* [THE EXERCISE]
Count how many lines of the material below have the word "характеристики" and give only the number.

* [INPUT ROWS]
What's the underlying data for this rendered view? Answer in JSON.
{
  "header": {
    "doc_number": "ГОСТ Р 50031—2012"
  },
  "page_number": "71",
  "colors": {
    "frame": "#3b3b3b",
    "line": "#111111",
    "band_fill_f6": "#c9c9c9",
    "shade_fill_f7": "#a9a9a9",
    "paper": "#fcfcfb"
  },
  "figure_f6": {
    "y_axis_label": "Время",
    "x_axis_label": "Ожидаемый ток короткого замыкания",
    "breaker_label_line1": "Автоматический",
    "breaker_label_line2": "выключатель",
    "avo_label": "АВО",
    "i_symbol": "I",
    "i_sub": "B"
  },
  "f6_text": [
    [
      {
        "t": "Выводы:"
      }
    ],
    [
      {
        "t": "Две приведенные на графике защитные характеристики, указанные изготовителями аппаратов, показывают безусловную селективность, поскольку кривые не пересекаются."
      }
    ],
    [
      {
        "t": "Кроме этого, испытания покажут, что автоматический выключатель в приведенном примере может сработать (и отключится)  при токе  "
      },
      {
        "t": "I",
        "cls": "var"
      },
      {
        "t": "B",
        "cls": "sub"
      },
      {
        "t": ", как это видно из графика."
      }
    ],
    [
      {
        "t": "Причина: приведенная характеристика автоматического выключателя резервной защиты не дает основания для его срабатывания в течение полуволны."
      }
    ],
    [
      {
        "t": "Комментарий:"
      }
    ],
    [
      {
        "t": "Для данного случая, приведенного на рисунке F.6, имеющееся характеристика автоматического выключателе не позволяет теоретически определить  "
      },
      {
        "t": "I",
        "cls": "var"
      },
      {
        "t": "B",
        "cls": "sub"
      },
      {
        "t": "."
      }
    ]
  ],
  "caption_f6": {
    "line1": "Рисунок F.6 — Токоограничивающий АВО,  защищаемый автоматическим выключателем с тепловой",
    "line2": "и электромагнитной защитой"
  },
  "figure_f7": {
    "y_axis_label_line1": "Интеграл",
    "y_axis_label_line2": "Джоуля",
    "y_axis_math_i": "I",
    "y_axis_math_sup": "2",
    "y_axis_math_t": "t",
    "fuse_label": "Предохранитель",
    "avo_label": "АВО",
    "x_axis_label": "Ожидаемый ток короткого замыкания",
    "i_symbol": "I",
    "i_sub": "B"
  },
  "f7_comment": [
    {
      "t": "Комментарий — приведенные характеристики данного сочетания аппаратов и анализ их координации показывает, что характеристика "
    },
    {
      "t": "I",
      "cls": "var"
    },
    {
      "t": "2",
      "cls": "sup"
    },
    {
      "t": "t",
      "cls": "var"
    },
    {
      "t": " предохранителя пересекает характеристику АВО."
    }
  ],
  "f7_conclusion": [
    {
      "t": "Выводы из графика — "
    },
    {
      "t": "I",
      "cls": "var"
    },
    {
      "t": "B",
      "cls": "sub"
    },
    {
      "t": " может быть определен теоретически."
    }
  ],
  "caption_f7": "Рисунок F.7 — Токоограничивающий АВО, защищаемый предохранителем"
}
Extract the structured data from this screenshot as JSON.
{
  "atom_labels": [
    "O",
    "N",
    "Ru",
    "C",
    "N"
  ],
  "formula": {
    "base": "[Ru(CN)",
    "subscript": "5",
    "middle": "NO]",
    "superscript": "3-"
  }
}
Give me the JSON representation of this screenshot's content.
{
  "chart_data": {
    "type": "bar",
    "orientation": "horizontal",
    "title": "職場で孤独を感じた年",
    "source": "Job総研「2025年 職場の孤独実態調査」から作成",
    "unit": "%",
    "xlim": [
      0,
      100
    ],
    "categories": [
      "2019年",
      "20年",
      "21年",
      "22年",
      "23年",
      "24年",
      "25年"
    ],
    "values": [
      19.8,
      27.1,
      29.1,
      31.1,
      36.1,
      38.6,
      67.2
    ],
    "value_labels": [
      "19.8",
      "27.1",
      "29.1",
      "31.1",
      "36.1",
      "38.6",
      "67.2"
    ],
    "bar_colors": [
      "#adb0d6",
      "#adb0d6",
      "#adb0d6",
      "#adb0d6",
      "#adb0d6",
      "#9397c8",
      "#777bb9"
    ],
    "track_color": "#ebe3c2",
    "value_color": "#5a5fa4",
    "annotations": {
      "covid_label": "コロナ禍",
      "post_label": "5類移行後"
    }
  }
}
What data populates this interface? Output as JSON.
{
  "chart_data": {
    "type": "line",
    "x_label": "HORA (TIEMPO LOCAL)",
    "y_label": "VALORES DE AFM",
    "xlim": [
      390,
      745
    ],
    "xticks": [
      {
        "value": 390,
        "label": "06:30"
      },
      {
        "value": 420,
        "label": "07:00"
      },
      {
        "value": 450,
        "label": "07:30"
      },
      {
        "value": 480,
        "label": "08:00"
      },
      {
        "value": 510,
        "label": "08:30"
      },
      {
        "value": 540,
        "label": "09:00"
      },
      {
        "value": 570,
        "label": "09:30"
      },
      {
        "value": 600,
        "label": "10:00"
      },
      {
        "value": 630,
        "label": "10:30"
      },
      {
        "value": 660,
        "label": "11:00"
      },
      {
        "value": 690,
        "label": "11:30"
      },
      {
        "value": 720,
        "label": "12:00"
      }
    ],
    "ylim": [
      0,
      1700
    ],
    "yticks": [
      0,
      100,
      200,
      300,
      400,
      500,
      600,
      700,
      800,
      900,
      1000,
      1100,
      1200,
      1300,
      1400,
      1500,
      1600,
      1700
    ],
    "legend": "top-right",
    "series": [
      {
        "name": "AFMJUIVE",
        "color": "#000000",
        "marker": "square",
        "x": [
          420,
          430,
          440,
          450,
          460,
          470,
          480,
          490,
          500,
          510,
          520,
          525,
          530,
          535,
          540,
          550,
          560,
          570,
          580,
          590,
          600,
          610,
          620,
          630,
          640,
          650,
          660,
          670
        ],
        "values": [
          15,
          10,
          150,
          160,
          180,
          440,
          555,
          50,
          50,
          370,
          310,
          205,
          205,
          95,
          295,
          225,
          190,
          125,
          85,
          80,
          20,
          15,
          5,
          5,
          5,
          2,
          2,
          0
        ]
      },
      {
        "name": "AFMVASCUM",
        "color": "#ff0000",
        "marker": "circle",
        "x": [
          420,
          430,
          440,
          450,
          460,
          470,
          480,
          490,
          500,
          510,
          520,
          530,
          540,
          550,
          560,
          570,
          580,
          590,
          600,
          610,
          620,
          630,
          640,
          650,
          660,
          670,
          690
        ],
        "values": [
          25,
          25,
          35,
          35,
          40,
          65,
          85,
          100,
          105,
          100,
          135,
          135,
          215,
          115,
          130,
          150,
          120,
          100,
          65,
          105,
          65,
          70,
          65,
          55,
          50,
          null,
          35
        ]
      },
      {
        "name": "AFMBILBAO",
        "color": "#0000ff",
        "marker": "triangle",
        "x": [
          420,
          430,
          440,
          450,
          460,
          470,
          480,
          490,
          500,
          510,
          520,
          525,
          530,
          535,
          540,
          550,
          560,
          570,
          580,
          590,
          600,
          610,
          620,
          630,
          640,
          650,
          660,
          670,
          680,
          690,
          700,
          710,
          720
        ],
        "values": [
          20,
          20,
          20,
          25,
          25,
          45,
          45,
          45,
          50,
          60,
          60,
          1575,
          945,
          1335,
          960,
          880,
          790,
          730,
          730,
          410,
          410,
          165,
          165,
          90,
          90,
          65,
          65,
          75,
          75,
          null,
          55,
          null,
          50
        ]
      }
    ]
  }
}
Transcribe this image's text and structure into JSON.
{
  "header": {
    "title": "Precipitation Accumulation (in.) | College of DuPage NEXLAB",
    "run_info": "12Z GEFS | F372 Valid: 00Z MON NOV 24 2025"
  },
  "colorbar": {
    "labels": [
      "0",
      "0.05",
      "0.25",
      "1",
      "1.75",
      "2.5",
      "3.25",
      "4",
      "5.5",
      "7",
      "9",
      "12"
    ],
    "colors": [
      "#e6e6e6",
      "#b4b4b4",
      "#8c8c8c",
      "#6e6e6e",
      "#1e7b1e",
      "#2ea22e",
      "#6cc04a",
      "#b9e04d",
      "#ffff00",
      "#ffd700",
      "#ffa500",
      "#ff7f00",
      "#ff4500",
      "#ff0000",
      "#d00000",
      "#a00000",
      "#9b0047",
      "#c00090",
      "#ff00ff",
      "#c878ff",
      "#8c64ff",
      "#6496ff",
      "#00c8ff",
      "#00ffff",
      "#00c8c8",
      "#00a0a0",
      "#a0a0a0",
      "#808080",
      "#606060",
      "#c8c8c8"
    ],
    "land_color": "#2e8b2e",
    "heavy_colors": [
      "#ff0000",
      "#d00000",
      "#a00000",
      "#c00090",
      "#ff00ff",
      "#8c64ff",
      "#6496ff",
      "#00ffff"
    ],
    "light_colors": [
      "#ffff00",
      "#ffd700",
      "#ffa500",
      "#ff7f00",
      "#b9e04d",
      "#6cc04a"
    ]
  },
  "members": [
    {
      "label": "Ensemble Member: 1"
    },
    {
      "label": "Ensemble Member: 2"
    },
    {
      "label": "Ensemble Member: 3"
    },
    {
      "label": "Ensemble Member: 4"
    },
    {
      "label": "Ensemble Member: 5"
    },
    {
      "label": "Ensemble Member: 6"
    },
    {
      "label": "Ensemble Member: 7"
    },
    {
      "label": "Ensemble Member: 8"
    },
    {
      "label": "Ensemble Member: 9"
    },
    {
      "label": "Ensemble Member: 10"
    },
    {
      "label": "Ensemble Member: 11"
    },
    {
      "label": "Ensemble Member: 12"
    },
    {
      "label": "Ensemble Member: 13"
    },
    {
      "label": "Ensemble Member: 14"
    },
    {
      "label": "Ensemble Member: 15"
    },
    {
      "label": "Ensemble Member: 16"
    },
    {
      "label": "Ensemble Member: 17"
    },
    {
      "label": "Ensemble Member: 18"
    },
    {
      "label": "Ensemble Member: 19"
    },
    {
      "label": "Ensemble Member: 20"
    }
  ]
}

* [EXERCISE RESULT]
2